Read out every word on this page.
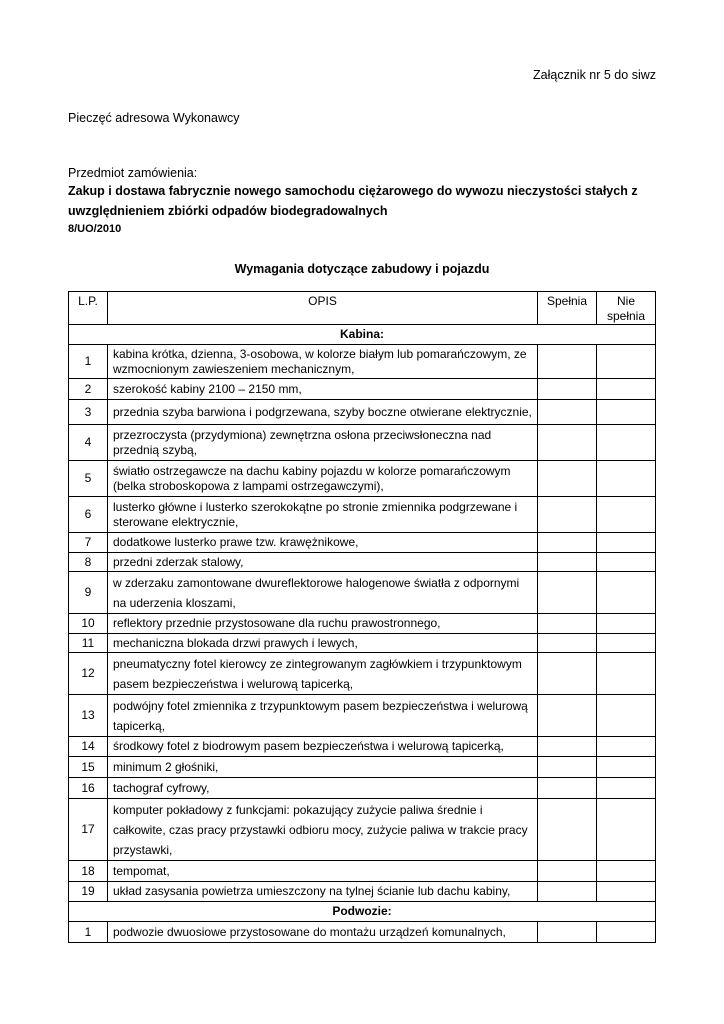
Załącznik nr 5 do siwz
Pieczęć adresowa Wykonawcy
Przedmiot zamówienia:
Zakup i dostawa fabrycznie nowego samochodu ciężarowego do wywozu nieczystości stałych z uwzględnieniem zbiórki odpadów biodegradowalnych
8/UO/2010
Wymagania dotyczące zabudowy i pojazdu
L.P.	OPIS	Spełnia	Nie spełnia
Kabina:			
1	kabina krótka, dzienna, 3-osobowa, w kolorze białym lub pomarańczowym, ze wzmocnionym zawieszeniem mechanicznym,		
2	szerokość kabiny 2100 – 2150 mm,		
3	przednia szyba barwiona i podgrzewana, szyby boczne otwierane elektrycznie,		
4	przezroczysta (przydymiona) zewnętrzna osłona przeciwsłoneczna nad przednią szybą,		
5	światło ostrzegawcze na dachu kabiny pojazdu w kolorze pomarańczowym (belka stroboskopowa z lampami ostrzegawczymi),		
6	lusterko główne i lusterko szerokokątne po stronie zmiennika podgrzewane i sterowane elektrycznie,		
7	dodatkowe lusterko prawe tzw. krawężnikowe,		
8	przedni zderzak stalowy,		
9	w zderzaku zamontowane dwureflektorowe halogenowe światła z odpornymi na uderzenia kloszami,		
10	reflektory przednie przystosowane dla ruchu prawostronnego,		
11	mechaniczna blokada drzwi prawych i lewych,		
12	pneumatyczny fotel kierowcy ze zintegrowanym zagłówkiem i trzypunktowym pasem bezpieczeństwa i welurową tapicerką,		
13	podwójny fotel zmiennika z trzypunktowym pasem bezpieczeństwa i welurową tapicerką,		
14	środkowy fotel z biodrowym pasem bezpieczeństwa i welurową tapicerką,		
15	minimum 2 głośniki,		
16	tachograf cyfrowy,		
17	komputer pokładowy z funkcjami: pokazujący zużycie paliwa średnie i całkowite, czas pracy przystawki odbioru mocy, zużycie paliwa w trakcie pracy przystawki,		
18	tempomat,		
19	układ zasysania powietrza umieszczony na tylnej ścianie lub dachu kabiny,		
Podwozie:			
1	podwozie dwuosiowe przystosowane do montażu urządzeń komunalnych,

### [WHAT THE TASK ASKS]
Quote all the lines above exactly as given. Do not include the pictures.

### [PROBLEM SOLUTION]
Read out every word on this page.
Załącznik nr 5 do siwz
Pieczęć adresowa Wykonawcy
Przedmiot zamówienia:
Zakup i dostawa fabrycznie nowego samochodu ciężarowego do wywozu nieczystości stałych z uwzględnieniem zbiórki odpadów biodegradowalnych
8/UO/2010
Wymagania dotyczące zabudowy i pojazdu
L.P.	OPIS	Spełnia	Nie spełnia
Kabina:			
1	kabina krótka, dzienna, 3-osobowa, w kolorze białym lub pomarańczowym, ze wzmocnionym zawieszeniem mechanicznym,		
2	szerokość kabiny 2100 – 2150 mm,		
3	przednia szyba barwiona i podgrzewana, szyby boczne otwierane elektrycznie,		
4	przezroczysta (przydymiona) zewnętrzna osłona przeciwsłoneczna nad przednią szybą,		
5	światło ostrzegawcze na dachu kabiny pojazdu w kolorze pomarańczowym (belka stroboskopowa z lampami ostrzegawczymi),		
6	lusterko główne i lusterko szerokokątne po stronie zmiennika podgrzewane i sterowane elektrycznie,		
7	dodatkowe lusterko prawe tzw. krawężnikowe,		
8	przedni zderzak stalowy,		
9	w zderzaku zamontowane dwureflektorowe halogenowe światła z odpornymi na uderzenia kloszami,		
10	reflektory przednie przystosowane dla ruchu prawostronnego,		
11	mechaniczna blokada drzwi prawych i lewych,		
12	pneumatyczny fotel kierowcy ze zintegrowanym zagłówkiem i trzypunktowym pasem bezpieczeństwa i welurową tapicerką,		
13	podwójny fotel zmiennika z trzypunktowym pasem bezpieczeństwa i welurową tapicerką,		
14	środkowy fotel z biodrowym pasem bezpieczeństwa i welurową tapicerką,		
15	minimum 2 głośniki,		
16	tachograf cyfrowy,		
17	komputer pokładowy z funkcjami: pokazujący zużycie paliwa średnie i całkowite, czas pracy przystawki odbioru mocy, zużycie paliwa w trakcie pracy przystawki,		
18	tempomat,		
19	układ zasysania powietrza umieszczony na tylnej ścianie lub dachu kabiny,		
Podwozie:			
1	podwozie dwuosiowe przystosowane do montażu urządzeń komunalnych,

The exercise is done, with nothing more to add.